(Directions)
Recast the records below as a JSON list of strings, one string per line with blank lines dropped, beginning at the line that contains "candle-body[interactable] [162, 375, 171, 381]" and stopping after the line that contains "candle-body[interactable] [713, 219, 721, 245]".

── Record set

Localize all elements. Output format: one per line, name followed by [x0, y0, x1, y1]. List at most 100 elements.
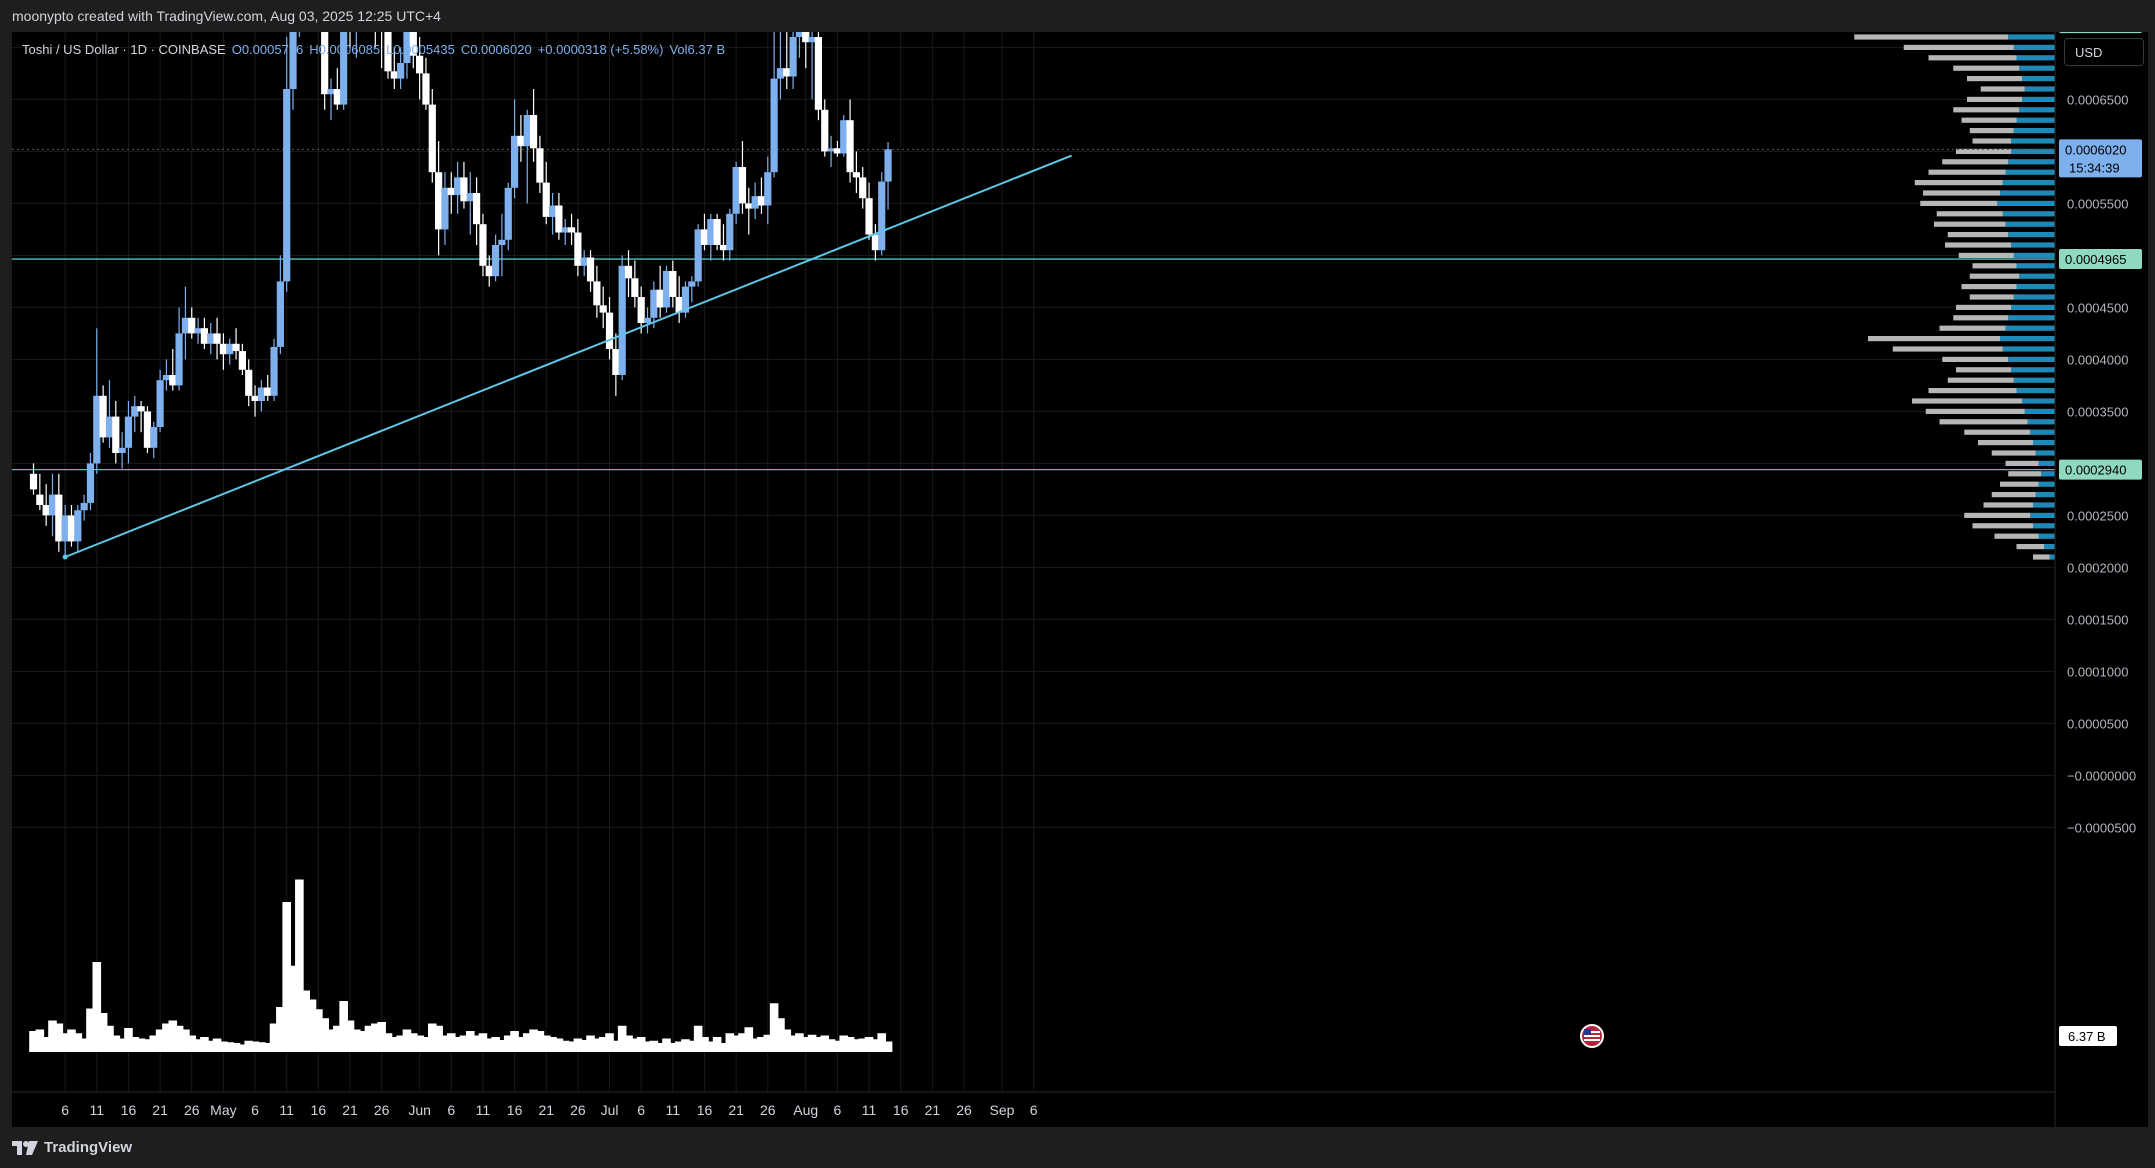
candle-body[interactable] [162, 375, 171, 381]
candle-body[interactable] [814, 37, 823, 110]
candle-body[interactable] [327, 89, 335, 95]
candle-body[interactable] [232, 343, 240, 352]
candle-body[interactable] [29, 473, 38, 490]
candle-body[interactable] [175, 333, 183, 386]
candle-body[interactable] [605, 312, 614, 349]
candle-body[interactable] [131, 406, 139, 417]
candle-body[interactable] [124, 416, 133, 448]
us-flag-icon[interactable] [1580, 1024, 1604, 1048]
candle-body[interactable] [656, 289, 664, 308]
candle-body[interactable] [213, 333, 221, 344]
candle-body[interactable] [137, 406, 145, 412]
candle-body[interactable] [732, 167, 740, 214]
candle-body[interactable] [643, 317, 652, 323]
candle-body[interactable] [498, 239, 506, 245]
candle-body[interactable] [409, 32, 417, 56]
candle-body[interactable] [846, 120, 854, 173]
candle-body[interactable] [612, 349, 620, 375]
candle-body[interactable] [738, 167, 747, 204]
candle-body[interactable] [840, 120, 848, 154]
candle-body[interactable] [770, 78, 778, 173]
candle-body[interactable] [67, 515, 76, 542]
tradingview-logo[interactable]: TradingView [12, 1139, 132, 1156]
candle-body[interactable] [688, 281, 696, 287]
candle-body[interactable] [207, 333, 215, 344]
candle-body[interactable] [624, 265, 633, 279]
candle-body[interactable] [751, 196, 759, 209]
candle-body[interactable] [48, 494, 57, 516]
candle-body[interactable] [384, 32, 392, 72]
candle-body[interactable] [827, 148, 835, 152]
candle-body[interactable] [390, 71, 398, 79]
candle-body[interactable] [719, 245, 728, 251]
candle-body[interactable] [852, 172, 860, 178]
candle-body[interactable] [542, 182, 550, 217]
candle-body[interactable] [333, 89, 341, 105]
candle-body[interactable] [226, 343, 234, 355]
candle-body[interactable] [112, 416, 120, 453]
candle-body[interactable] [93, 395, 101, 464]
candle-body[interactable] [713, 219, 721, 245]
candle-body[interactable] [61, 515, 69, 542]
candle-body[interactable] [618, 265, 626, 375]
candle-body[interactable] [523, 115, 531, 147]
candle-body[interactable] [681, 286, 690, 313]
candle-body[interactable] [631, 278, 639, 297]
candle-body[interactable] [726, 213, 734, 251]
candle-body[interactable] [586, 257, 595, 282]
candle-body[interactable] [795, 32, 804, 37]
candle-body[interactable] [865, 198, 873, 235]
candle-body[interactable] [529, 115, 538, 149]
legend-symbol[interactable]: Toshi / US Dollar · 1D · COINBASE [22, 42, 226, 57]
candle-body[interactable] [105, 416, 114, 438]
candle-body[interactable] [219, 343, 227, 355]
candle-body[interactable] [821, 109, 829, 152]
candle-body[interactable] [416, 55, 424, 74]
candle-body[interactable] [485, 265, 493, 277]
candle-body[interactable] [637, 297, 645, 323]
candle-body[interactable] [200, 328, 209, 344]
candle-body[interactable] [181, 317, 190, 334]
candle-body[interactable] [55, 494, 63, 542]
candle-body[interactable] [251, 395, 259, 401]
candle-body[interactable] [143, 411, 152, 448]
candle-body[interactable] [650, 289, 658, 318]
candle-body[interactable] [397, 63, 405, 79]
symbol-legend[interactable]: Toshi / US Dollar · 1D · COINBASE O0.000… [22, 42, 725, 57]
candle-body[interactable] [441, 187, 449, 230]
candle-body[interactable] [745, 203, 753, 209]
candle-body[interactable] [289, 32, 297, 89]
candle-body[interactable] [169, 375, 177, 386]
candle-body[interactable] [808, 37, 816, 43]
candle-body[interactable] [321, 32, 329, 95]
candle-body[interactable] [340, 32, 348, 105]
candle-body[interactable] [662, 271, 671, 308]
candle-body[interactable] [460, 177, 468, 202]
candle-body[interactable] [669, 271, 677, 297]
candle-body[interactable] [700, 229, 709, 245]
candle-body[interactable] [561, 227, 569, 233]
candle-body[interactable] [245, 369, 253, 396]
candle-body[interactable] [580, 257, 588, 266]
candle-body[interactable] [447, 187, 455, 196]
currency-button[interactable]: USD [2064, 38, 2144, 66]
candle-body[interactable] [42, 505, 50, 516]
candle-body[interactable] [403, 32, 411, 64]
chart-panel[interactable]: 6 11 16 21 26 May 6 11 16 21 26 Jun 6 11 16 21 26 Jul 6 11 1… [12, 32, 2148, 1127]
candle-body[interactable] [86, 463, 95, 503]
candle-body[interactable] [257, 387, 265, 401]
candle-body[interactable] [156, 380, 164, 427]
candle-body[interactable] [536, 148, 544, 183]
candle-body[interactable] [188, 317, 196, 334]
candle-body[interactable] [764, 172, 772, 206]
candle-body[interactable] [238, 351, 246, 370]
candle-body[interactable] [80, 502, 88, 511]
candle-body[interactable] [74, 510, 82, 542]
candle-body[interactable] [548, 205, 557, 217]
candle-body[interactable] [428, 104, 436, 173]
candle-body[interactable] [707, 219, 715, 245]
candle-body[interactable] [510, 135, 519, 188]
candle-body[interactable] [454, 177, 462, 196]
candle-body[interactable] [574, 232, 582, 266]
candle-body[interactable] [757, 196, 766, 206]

────
── Record set

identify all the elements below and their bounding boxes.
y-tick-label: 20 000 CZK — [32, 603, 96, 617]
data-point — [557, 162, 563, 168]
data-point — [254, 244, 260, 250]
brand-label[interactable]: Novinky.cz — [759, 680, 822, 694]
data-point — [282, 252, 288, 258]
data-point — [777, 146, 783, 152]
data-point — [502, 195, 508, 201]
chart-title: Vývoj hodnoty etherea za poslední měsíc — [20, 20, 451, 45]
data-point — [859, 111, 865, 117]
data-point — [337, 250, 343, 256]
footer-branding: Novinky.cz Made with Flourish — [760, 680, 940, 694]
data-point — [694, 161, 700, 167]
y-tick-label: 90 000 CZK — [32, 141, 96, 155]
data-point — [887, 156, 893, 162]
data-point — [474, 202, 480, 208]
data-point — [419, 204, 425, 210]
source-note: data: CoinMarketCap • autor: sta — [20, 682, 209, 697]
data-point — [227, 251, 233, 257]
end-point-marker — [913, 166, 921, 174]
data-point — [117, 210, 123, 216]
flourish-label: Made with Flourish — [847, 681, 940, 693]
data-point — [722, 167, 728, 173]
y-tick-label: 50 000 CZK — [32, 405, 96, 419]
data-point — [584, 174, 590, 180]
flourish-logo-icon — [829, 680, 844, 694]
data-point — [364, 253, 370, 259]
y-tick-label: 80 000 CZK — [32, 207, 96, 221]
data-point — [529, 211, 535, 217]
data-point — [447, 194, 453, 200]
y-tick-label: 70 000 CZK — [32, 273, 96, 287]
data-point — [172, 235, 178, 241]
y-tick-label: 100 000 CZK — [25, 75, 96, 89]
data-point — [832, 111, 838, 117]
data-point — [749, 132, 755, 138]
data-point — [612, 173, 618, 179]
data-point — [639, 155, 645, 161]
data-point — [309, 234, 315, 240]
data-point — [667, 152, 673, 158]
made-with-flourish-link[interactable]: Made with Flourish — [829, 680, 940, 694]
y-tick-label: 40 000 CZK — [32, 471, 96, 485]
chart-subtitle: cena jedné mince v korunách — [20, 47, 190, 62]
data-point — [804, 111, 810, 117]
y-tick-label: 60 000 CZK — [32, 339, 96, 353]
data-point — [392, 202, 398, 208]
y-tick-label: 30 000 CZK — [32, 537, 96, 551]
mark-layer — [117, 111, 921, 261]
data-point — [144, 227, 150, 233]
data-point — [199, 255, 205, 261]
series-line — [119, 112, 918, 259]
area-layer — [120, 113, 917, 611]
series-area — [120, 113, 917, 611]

────

(Result of this task)
[
  "candle-body[interactable] [162, 375, 171, 381]",
  "candle-body[interactable] [814, 37, 823, 110]",
  "candle-body[interactable] [327, 89, 335, 95]",
  "candle-body[interactable] [232, 343, 240, 352]",
  "candle-body[interactable] [29, 473, 38, 490]",
  "candle-body[interactable] [175, 333, 183, 386]",
  "candle-body[interactable] [605, 312, 614, 349]",
  "candle-body[interactable] [131, 406, 139, 417]",
  "candle-body[interactable] [124, 416, 133, 448]",
  "us-flag-icon[interactable] [1580, 1024, 1604, 1048]",
  "candle-body[interactable] [656, 289, 664, 308]",
  "candle-body[interactable] [213, 333, 221, 344]",
  "candle-body[interactable] [137, 406, 145, 412]",
  "candle-body[interactable] [732, 167, 740, 214]",
  "candle-body[interactable] [643, 317, 652, 323]",
  "candle-body[interactable] [498, 239, 506, 245]",
  "candle-body[interactable] [409, 32, 417, 56]",
  "candle-body[interactable] [846, 120, 854, 173]",
  "candle-body[interactable] [612, 349, 620, 375]",
  "candle-body[interactable] [738, 167, 747, 204]",
  "candle-body[interactable] [840, 120, 848, 154]",
  "candle-body[interactable] [770, 78, 778, 173]",
  "candle-body[interactable] [67, 515, 76, 542]",
  "tradingview-logo[interactable]: TradingView [12, 1139, 132, 1156]",
  "candle-body[interactable] [688, 281, 696, 287]",
  "candle-body[interactable] [207, 333, 215, 344]",
  "candle-body[interactable] [624, 265, 633, 279]",
  "candle-body[interactable] [751, 196, 759, 209]",
  "candle-body[interactable] [48, 494, 57, 516]",
  "candle-body[interactable] [384, 32, 392, 72]",
  "candle-body[interactable] [827, 148, 835, 152]",
  "candle-body[interactable] [390, 71, 398, 79]",
  "candle-body[interactable] [719, 245, 728, 251]",
  "candle-body[interactable] [852, 172, 860, 178]",
  "candle-body[interactable] [542, 182, 550, 217]",
  "candle-body[interactable] [333, 89, 341, 105]",
  "candle-body[interactable] [226, 343, 234, 355]",
  "candle-body[interactable] [112, 416, 120, 453]",
  "candle-body[interactable] [93, 395, 101, 464]",
  "candle-body[interactable] [713, 219, 721, 245]"
]